Extracted entries:
###
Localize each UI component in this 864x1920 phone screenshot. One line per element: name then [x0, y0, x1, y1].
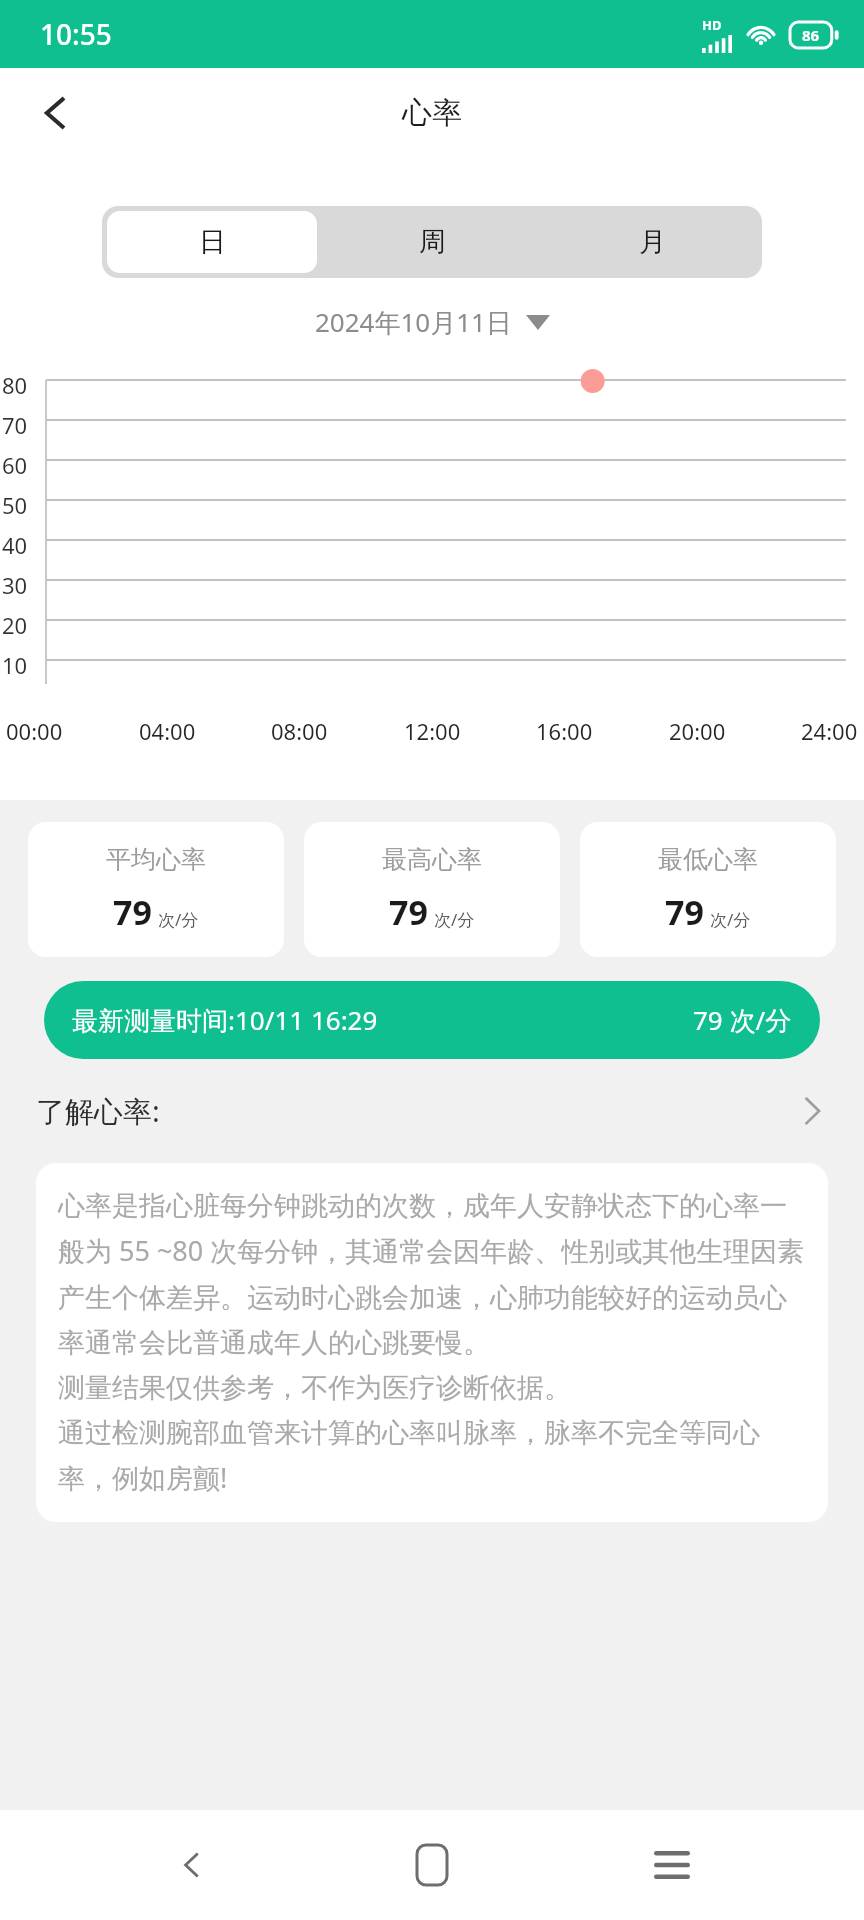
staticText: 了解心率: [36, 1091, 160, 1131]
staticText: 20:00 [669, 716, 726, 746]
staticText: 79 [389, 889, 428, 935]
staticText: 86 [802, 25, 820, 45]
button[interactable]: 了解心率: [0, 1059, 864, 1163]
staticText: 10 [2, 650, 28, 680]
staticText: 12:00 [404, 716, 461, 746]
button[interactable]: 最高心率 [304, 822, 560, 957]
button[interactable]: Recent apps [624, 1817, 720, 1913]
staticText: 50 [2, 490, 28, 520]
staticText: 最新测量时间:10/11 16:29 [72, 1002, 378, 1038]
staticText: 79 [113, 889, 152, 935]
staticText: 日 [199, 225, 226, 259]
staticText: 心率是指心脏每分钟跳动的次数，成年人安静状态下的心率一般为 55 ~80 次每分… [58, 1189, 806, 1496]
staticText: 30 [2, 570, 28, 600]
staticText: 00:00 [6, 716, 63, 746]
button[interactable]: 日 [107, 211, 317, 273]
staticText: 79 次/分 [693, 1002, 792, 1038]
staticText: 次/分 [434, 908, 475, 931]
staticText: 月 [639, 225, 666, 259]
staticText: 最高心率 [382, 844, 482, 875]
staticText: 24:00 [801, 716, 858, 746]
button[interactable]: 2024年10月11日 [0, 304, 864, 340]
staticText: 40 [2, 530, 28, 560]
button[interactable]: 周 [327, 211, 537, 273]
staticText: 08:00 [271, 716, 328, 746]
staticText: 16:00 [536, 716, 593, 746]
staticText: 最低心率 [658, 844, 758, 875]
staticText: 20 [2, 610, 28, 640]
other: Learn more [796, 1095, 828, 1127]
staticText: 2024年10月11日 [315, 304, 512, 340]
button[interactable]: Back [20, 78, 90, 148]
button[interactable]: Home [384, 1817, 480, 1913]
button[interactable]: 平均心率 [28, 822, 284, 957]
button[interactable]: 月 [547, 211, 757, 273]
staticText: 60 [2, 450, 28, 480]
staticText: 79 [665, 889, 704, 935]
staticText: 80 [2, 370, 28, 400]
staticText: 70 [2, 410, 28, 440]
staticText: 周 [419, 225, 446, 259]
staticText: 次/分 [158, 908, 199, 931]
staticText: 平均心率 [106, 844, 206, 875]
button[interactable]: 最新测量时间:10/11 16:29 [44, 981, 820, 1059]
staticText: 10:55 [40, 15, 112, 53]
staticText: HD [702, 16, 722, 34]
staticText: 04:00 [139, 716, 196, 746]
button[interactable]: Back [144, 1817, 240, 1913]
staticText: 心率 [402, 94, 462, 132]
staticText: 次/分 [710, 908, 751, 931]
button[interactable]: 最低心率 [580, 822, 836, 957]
###
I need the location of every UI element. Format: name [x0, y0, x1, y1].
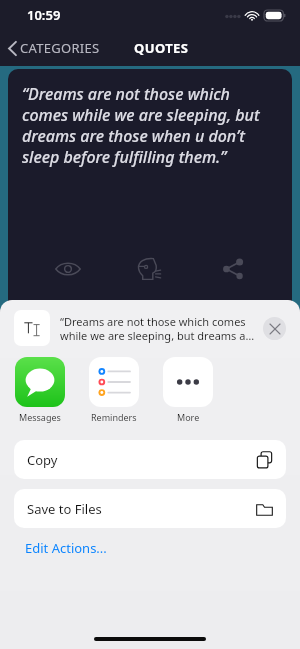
###
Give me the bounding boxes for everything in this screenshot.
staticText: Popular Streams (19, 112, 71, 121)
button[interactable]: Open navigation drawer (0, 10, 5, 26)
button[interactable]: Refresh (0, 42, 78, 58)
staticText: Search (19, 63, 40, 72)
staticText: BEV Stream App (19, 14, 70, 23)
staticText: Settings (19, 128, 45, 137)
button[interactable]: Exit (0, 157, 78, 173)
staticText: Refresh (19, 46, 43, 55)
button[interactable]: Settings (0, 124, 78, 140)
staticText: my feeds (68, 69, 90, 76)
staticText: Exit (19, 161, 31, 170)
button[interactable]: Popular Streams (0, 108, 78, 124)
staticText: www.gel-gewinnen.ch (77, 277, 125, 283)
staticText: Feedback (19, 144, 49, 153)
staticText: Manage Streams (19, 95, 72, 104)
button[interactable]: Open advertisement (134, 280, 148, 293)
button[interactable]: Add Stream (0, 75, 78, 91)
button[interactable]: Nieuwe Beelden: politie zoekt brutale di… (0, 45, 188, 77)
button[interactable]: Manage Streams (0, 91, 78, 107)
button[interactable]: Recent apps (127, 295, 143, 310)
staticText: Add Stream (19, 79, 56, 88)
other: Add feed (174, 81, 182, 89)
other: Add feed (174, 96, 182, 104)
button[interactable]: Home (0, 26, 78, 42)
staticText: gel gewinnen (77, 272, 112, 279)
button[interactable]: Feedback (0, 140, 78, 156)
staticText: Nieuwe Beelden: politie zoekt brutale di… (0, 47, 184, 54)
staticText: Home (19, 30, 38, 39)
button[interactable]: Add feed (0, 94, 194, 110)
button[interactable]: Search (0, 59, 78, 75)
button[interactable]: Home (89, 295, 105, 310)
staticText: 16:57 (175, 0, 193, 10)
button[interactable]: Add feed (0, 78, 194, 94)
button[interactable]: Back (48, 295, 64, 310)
###
What the exercise asks: Copy out, word for word, the stretch of items from the line containing "Give me the" through the line containing "button[interactable]: Back (48, 295, 64, 310)", with both of those lines included.

Written response:
Give me the bounding boxes for everything in this screenshot.
staticText: Popular Streams (19, 112, 71, 121)
button[interactable]: Open navigation drawer (0, 10, 5, 26)
button[interactable]: Refresh (0, 42, 78, 58)
staticText: Search (19, 63, 40, 72)
staticText: BEV Stream App (19, 14, 70, 23)
staticText: Settings (19, 128, 45, 137)
button[interactable]: Exit (0, 157, 78, 173)
staticText: Refresh (19, 46, 43, 55)
button[interactable]: Settings (0, 124, 78, 140)
staticText: my feeds (68, 69, 90, 76)
staticText: Exit (19, 161, 31, 170)
button[interactable]: Popular Streams (0, 108, 78, 124)
staticText: www.gel-gewinnen.ch (77, 277, 125, 283)
staticText: Feedback (19, 144, 49, 153)
staticText: Manage Streams (19, 95, 72, 104)
button[interactable]: Open advertisement (134, 280, 148, 293)
button[interactable]: Add Stream (0, 75, 78, 91)
button[interactable]: Nieuwe Beelden: politie zoekt brutale di… (0, 45, 188, 77)
button[interactable]: Manage Streams (0, 91, 78, 107)
button[interactable]: Recent apps (127, 295, 143, 310)
staticText: Add Stream (19, 79, 56, 88)
other: Add feed (174, 81, 182, 89)
other: Add feed (174, 96, 182, 104)
button[interactable]: Home (0, 26, 78, 42)
staticText: gel gewinnen (77, 272, 112, 279)
button[interactable]: Feedback (0, 140, 78, 156)
staticText: Nieuwe Beelden: politie zoekt brutale di… (0, 47, 184, 54)
staticText: Home (19, 30, 38, 39)
button[interactable]: Add feed (0, 94, 194, 110)
button[interactable]: Search (0, 59, 78, 75)
button[interactable]: Home (89, 295, 105, 310)
staticText: 16:57 (175, 0, 193, 10)
button[interactable]: Add feed (0, 78, 194, 94)
button[interactable]: Back (48, 295, 64, 310)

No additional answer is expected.